═════ DOCUMENT EXTRACT
“Culture is a set if living relationships working toward a shared goal. It’s not something you are. It’s something you do”Daniel Coyle
“A strong culture increases net income 765 percent over 10 years,” according to a Harvard study. But as the company grows, a positive culture that was created spontaneously may disappear as the company incorporates more people.
Can you scale both a business and a culture? Or must you accept that what was once “natural” must evolve, and be formalised?
You don’t have to be a magician to scale your culture, just take a more thoughtful approach to the processes, the communication and the relationships that are created along the way.
In this ebook, you’ll find some theory to understand what culture actually is, the insights from some best-selling authors who’ve given the subject a lot of thought, concrete advice to scale your culture as your company grows, as well as models to follow with the example of Lyft, and not to follow, with the cases of companies whose cultures turned out to be damagingly toxic: Uber and WeWork.
Excerpt from the book
Beyond the Dunbar’s number (150 collaborators), maintaining a cohesive group takes more restrictive rules and enforced norms. In other words, beyond that number, what was once “natural” must be formalised in rules, processes and systems.
Rather than break a culture, growth can sometimes reveal a culture to the world. With millions (or more) users and thousands of employees, there’s no hiding it anymore. That’s what’s happened to these two companies that grew very fast : Uber and WeWork.
Scaling means you have to expand way beyond your original niche, early adopters and first business model. If you have to embrace new business models, as many companies do when they grow, you need a new culture to support them. There is no such thing as cultural purity for a growing company.
══════════
● YOUR GOAL:
Could you retype the passage on scaling company culture, starting at "Can you scale" and ending at "along the way."? The items have nothing to do with the passage on scaling company culture.
═════ SUPPLIED MATERIAL
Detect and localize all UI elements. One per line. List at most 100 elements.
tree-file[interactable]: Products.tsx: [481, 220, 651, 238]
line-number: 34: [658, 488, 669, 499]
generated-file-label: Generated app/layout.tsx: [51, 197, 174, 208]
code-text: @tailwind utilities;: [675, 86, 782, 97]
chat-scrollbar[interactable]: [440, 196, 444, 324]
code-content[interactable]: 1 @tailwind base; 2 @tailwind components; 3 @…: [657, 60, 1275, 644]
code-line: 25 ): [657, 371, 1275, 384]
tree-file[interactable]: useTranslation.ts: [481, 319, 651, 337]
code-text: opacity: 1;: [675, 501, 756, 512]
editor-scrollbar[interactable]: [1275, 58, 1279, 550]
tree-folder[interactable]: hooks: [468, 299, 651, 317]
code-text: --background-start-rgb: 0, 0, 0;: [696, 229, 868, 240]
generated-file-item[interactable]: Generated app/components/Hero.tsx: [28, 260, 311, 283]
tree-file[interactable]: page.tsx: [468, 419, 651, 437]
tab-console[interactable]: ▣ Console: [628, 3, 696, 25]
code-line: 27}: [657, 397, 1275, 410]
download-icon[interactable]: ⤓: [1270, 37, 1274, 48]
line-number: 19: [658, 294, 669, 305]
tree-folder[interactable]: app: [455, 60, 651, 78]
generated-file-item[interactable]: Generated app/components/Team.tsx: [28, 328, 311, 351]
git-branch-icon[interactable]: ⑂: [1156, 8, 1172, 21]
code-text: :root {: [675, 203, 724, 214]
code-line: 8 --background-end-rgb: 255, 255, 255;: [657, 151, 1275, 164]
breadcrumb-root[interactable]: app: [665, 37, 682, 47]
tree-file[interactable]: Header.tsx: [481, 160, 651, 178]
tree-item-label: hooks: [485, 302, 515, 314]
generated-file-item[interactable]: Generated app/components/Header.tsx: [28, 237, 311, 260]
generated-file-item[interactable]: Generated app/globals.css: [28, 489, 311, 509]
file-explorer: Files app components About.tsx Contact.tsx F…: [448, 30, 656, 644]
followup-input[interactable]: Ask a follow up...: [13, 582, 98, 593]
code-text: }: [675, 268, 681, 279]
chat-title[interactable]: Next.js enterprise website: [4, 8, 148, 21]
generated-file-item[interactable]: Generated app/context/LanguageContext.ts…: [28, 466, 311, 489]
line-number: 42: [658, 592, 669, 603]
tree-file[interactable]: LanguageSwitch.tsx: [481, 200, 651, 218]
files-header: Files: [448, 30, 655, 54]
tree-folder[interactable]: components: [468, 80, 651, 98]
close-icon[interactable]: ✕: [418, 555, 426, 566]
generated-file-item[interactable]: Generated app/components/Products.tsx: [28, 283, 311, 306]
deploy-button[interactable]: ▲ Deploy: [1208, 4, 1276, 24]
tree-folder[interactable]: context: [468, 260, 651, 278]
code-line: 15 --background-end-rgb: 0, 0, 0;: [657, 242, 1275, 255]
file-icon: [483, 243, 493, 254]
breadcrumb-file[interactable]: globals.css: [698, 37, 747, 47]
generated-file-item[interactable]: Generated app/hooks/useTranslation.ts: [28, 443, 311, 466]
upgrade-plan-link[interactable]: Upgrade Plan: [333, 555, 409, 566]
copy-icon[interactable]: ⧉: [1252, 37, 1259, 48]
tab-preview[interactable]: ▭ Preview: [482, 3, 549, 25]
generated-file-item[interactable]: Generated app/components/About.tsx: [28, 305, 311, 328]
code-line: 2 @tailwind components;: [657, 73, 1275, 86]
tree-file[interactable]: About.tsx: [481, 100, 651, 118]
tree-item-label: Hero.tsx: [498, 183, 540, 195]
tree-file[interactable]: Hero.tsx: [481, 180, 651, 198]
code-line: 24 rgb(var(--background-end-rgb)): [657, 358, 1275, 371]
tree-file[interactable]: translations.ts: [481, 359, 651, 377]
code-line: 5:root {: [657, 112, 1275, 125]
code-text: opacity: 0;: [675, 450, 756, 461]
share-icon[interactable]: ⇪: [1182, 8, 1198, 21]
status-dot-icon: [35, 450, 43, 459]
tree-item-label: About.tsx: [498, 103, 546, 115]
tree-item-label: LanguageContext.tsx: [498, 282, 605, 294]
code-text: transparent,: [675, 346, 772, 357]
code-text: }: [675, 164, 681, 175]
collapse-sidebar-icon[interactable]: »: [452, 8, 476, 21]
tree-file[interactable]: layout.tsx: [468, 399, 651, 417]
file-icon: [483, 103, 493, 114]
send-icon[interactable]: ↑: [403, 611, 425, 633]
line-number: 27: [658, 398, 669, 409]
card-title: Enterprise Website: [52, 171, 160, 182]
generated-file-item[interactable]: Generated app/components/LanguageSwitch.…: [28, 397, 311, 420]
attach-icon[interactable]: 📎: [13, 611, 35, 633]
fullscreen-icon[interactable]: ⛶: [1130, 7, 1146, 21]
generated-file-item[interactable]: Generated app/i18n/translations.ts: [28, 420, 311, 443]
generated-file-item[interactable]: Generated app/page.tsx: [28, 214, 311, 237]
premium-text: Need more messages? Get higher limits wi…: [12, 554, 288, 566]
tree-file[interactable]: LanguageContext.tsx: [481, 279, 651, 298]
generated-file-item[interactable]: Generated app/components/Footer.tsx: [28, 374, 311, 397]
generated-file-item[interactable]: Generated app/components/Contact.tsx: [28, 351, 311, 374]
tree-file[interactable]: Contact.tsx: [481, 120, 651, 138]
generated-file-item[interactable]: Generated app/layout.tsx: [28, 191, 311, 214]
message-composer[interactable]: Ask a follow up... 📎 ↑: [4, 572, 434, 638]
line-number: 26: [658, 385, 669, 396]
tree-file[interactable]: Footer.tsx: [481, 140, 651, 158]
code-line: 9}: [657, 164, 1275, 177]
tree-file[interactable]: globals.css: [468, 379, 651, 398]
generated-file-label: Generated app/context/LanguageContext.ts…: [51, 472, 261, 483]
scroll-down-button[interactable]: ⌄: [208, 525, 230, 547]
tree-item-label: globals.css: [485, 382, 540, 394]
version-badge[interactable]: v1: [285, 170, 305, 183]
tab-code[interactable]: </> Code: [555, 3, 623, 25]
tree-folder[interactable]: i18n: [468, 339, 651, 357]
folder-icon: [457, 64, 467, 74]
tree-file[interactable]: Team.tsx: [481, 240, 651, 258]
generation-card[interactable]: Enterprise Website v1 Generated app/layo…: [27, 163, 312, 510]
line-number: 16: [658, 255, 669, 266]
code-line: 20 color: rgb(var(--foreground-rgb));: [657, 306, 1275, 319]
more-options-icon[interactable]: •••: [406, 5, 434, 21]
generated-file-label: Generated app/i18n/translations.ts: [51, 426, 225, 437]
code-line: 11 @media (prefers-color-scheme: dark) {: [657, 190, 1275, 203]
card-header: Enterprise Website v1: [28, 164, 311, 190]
══════════
● RESPONSE AREA:
Can you scale both a business and a culture? Or must you accept that what was once “natural” must evolve, and be formalised?
You don’t have to be a magician to scale your culture, just take a more thoughtful approach to the processes, the communication and the relationships that are created along the way.